Your goal → Search the data for the word "xlabel" and copy every line that contains it.

Data extract →
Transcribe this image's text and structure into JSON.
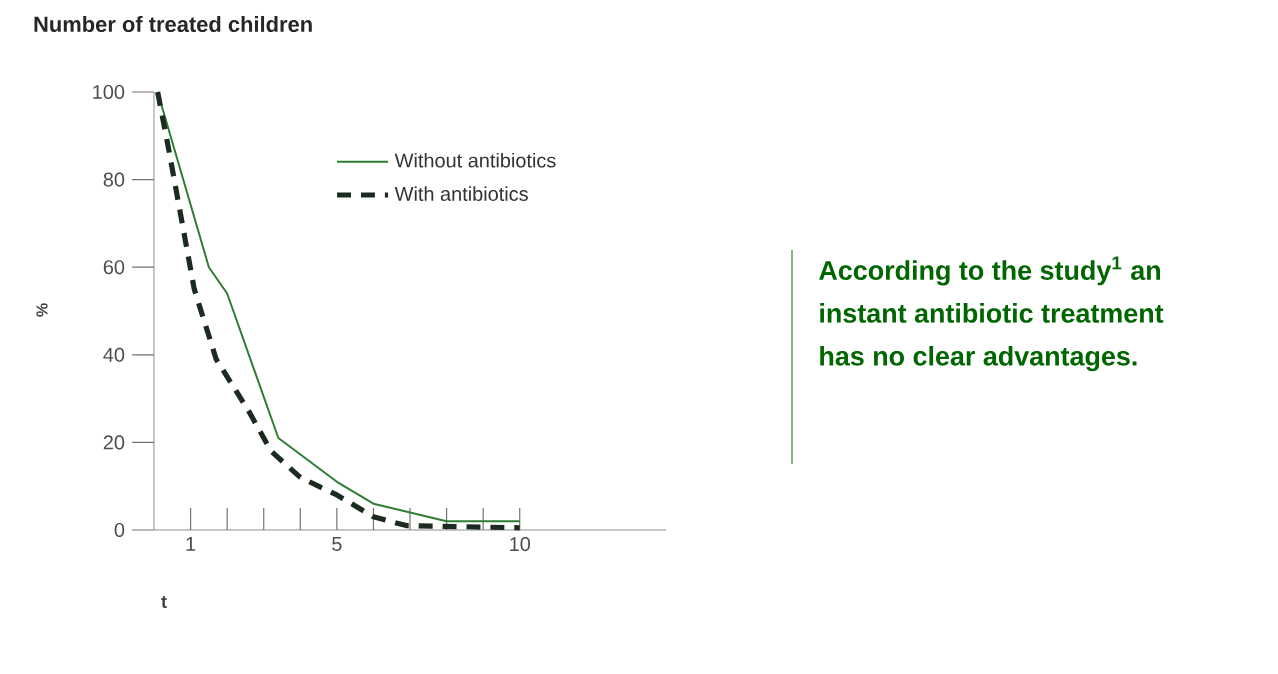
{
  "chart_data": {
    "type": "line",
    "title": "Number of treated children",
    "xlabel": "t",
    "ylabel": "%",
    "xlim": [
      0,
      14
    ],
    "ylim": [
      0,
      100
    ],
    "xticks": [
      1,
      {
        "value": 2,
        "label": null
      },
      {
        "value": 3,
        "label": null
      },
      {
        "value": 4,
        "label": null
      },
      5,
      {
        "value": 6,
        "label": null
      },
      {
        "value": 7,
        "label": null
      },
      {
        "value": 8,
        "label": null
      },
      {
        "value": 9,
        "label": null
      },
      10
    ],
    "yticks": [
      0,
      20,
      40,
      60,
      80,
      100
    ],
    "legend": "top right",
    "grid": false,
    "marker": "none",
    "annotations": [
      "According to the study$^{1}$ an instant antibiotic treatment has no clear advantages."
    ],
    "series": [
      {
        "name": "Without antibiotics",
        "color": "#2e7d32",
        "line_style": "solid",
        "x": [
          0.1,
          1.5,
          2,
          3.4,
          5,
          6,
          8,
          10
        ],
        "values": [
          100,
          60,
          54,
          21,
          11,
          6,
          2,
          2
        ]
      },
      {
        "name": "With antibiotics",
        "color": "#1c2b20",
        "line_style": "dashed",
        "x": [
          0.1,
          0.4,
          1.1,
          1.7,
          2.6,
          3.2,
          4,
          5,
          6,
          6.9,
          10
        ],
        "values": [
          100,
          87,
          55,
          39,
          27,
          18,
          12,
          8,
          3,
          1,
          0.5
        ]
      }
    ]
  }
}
==
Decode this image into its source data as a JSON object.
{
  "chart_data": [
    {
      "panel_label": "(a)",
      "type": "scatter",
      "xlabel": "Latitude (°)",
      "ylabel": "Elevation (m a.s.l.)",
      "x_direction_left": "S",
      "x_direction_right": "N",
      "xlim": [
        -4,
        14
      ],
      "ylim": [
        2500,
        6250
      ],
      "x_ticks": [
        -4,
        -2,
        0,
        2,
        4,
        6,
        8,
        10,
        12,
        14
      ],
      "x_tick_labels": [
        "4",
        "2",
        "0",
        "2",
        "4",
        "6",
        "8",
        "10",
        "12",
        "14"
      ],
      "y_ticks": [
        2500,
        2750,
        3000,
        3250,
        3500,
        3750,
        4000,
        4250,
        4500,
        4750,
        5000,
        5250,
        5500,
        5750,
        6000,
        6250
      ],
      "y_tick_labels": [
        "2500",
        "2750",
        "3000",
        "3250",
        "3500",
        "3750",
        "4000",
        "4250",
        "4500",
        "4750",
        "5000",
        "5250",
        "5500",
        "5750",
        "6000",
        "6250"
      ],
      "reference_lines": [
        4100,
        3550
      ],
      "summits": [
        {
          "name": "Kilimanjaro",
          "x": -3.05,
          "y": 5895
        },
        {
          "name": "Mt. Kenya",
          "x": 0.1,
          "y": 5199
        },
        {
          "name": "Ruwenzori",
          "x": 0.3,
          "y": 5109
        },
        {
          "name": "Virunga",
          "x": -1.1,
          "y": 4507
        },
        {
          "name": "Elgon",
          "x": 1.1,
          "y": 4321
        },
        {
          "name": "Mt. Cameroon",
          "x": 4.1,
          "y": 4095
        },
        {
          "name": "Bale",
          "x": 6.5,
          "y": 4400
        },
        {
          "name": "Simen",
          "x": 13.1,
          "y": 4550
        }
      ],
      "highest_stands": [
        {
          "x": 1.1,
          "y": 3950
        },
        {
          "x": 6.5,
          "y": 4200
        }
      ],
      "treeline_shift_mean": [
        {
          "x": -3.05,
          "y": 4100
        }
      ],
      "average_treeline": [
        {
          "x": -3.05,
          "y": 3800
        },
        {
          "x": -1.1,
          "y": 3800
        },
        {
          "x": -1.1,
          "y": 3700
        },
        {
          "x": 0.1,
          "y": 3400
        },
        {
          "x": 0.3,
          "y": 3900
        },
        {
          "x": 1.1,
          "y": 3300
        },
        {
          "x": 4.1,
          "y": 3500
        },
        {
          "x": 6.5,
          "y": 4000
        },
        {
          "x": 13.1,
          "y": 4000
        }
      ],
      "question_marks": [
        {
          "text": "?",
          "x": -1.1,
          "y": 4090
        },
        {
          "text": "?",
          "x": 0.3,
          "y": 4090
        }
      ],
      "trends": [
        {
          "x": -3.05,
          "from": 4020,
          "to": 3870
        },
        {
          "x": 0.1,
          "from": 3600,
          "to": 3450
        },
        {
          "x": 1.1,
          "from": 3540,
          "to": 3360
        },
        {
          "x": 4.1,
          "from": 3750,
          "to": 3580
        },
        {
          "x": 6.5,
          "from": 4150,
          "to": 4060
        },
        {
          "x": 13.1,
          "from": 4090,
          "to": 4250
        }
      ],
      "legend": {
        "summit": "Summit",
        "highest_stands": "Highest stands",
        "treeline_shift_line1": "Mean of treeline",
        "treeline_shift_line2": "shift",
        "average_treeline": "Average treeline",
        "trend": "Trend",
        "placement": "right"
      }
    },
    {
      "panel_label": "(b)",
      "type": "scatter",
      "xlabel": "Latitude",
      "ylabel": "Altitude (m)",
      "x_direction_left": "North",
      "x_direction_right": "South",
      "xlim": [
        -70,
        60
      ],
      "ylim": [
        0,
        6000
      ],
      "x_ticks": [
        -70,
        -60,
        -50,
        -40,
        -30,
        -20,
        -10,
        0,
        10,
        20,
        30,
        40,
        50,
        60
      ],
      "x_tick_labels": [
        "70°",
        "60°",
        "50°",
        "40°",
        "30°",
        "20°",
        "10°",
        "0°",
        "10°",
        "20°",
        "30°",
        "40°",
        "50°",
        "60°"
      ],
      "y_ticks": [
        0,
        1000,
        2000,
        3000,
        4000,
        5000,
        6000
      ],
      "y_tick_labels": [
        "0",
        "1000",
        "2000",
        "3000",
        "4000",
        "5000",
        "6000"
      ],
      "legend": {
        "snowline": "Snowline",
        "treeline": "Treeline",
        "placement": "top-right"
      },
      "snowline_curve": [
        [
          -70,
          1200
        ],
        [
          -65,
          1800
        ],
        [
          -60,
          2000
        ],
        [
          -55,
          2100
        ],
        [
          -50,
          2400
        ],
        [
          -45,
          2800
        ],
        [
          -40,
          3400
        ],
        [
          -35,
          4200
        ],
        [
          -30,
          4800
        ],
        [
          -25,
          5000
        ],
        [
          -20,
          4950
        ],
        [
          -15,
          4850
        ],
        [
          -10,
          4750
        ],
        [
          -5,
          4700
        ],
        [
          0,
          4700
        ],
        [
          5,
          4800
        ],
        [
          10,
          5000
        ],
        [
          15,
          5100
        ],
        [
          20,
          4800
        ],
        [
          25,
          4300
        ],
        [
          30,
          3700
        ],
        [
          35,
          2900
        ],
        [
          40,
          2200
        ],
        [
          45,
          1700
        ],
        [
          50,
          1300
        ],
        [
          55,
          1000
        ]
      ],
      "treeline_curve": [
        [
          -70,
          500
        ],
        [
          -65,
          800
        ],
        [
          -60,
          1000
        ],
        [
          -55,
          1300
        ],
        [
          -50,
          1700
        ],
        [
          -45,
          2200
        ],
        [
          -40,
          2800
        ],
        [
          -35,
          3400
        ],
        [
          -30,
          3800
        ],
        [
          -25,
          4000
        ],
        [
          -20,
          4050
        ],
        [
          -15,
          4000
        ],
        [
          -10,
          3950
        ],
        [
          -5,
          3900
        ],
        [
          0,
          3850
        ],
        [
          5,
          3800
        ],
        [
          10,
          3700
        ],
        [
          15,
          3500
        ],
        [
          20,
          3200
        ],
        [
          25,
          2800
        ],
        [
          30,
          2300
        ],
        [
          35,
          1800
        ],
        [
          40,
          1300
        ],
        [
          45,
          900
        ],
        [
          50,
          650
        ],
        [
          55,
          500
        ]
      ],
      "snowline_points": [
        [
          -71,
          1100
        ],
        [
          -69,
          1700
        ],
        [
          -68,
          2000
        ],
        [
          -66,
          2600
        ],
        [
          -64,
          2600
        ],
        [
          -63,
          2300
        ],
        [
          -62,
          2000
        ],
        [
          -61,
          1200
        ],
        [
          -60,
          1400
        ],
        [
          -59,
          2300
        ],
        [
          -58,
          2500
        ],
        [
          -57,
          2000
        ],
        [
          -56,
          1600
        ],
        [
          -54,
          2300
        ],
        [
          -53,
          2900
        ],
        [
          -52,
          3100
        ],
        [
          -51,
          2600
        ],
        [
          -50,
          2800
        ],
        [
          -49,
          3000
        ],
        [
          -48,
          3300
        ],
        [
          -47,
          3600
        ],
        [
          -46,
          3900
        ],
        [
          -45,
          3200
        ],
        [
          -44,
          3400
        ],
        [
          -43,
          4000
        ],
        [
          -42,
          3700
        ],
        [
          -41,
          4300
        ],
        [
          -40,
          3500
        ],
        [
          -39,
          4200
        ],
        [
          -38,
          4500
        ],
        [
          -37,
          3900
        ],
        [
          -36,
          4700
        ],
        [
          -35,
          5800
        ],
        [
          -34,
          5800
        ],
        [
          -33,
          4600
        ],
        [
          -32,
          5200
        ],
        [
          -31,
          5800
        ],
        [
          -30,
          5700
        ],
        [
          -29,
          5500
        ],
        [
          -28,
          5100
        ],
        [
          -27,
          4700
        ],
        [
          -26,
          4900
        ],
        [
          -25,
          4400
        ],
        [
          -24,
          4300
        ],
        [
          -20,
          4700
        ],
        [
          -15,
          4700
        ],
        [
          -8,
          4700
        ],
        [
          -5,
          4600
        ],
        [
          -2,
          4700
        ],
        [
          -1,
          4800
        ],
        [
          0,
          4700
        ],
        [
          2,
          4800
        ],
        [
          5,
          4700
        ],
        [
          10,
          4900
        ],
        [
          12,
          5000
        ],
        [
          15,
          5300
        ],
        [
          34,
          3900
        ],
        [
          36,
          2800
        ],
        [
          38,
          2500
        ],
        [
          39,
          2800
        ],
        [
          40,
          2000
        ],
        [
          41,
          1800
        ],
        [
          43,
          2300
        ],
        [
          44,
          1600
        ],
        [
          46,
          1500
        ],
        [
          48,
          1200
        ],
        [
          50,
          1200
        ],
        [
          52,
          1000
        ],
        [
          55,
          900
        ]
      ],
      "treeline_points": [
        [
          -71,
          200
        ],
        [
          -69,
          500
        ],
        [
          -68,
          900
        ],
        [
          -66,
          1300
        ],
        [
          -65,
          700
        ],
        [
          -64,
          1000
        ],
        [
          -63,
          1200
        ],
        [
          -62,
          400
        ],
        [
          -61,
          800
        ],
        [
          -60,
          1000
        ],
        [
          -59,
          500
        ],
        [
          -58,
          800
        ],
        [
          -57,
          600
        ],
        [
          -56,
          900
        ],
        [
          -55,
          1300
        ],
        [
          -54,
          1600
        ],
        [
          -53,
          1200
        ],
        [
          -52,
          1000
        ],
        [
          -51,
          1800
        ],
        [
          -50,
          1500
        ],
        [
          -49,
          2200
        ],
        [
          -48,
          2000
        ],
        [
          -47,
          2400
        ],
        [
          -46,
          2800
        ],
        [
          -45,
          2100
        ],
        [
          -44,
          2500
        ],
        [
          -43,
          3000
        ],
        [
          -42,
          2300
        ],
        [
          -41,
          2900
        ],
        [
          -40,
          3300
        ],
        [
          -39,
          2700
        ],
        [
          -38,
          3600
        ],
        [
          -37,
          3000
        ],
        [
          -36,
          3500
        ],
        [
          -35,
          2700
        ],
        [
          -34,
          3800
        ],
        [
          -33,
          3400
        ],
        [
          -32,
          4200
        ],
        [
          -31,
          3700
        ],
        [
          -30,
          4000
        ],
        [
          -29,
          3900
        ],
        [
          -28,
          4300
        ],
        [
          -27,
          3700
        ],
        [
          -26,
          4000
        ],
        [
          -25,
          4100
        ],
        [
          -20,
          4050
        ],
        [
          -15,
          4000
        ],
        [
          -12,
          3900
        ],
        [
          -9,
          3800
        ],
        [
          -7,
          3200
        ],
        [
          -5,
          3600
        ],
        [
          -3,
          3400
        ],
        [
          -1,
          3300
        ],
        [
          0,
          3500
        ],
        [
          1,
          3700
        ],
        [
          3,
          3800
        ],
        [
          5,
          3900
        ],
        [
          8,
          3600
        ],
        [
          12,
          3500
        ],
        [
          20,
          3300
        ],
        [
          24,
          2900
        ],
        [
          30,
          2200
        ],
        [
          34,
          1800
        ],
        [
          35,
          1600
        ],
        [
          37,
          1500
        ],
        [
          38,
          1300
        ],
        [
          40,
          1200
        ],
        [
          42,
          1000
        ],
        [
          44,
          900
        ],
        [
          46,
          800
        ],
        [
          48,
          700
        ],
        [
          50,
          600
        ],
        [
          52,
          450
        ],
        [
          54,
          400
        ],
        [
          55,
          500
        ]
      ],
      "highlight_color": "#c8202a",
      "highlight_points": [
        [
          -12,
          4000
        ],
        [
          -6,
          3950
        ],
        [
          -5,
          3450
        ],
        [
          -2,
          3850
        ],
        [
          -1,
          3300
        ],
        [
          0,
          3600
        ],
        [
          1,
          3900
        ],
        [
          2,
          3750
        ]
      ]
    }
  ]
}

The result →
    "xlabel": "t",
      "xlabel": "Latitude (°)",
      "xlabel": "Latitude",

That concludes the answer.